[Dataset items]
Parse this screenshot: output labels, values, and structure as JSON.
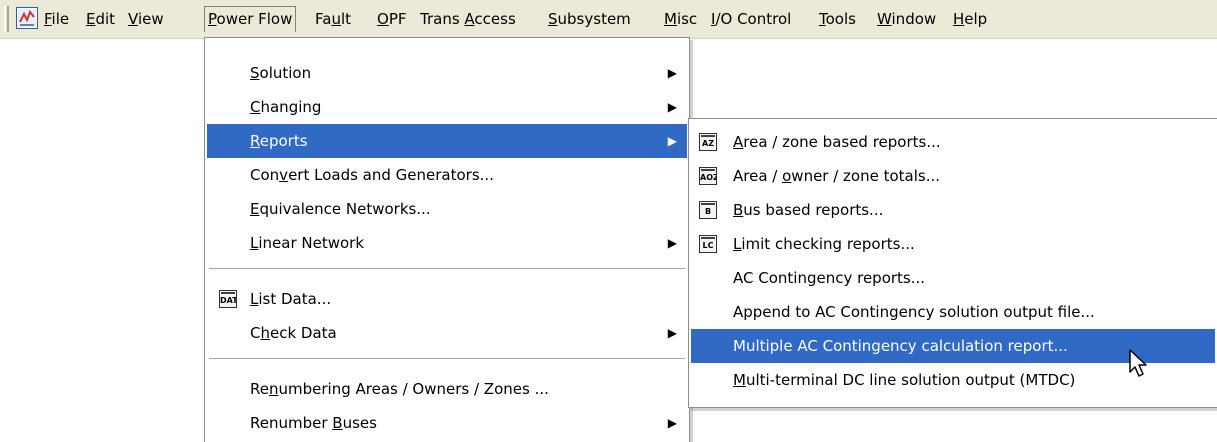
{
  "menubar": {
    "items": [
      {
        "pre": "",
        "u": "F",
        "post": "ile"
      },
      {
        "pre": "",
        "u": "E",
        "post": "dit"
      },
      {
        "pre": "",
        "u": "V",
        "post": "iew"
      },
      {
        "pre": "",
        "u": "P",
        "post": "ower Flow"
      },
      {
        "pre": "Fa",
        "u": "u",
        "post": "lt"
      },
      {
        "pre": "",
        "u": "O",
        "post": "PF"
      },
      {
        "pre": "Trans ",
        "u": "A",
        "post": "ccess"
      },
      {
        "pre": "",
        "u": "S",
        "post": "ubsystem"
      },
      {
        "pre": "",
        "u": "M",
        "post": "isc"
      },
      {
        "pre": "",
        "u": "I",
        "post": "/O Control"
      },
      {
        "pre": "",
        "u": "T",
        "post": "ools"
      },
      {
        "pre": "",
        "u": "W",
        "post": "indow"
      },
      {
        "pre": "",
        "u": "H",
        "post": "elp"
      }
    ]
  },
  "power_flow_menu": {
    "items": [
      {
        "pre": "",
        "u": "S",
        "post": "olution"
      },
      {
        "pre": "",
        "u": "C",
        "post": "hanging"
      },
      {
        "pre": "",
        "u": "R",
        "post": "eports"
      },
      {
        "pre": "Con",
        "u": "v",
        "post": "ert Loads and Generators..."
      },
      {
        "pre": "",
        "u": "E",
        "post": "quivalence Networks..."
      },
      {
        "pre": "",
        "u": "L",
        "post": "inear Network"
      },
      {
        "pre": "",
        "u": "L",
        "post": "ist Data...",
        "icon": "DAT"
      },
      {
        "pre": "C",
        "u": "h",
        "post": "eck Data"
      },
      {
        "pre": "Re",
        "u": "n",
        "post": "umbering Areas / Owners / Zones ..."
      },
      {
        "pre": "Renumber ",
        "u": "B",
        "post": "uses"
      }
    ]
  },
  "reports_menu": {
    "items": [
      {
        "pre": "",
        "u": "A",
        "post": "rea / zone based reports...",
        "icon": "AZ"
      },
      {
        "pre": "Area / ",
        "u": "o",
        "post": "wner / zone totals...",
        "icon": "AOZ"
      },
      {
        "pre": "",
        "u": "B",
        "post": "us based reports...",
        "icon": "B"
      },
      {
        "pre": "",
        "u": "L",
        "post": "imit checking reports...",
        "icon": "LC"
      },
      {
        "pre": "AC Contingency reports...",
        "u": "",
        "post": ""
      },
      {
        "pre": "Append to AC Contingency solution output file...",
        "u": "",
        "post": ""
      },
      {
        "pre": "Multiple AC Contingency calculation report...",
        "u": "",
        "post": ""
      },
      {
        "pre": "",
        "u": "M",
        "post": "ulti-terminal DC line solution output (MTDC)"
      }
    ]
  },
  "colors": {
    "highlight": "#316ac5",
    "menubar_bg": "#ece9d8"
  }
}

# What you are asked to do
Copy all lines in the listing above where the string "solution" appears.

# Written response
        "pre": "Append to AC Contingency solution output file...",
        "post": "ulti-terminal DC line solution output (MTDC)"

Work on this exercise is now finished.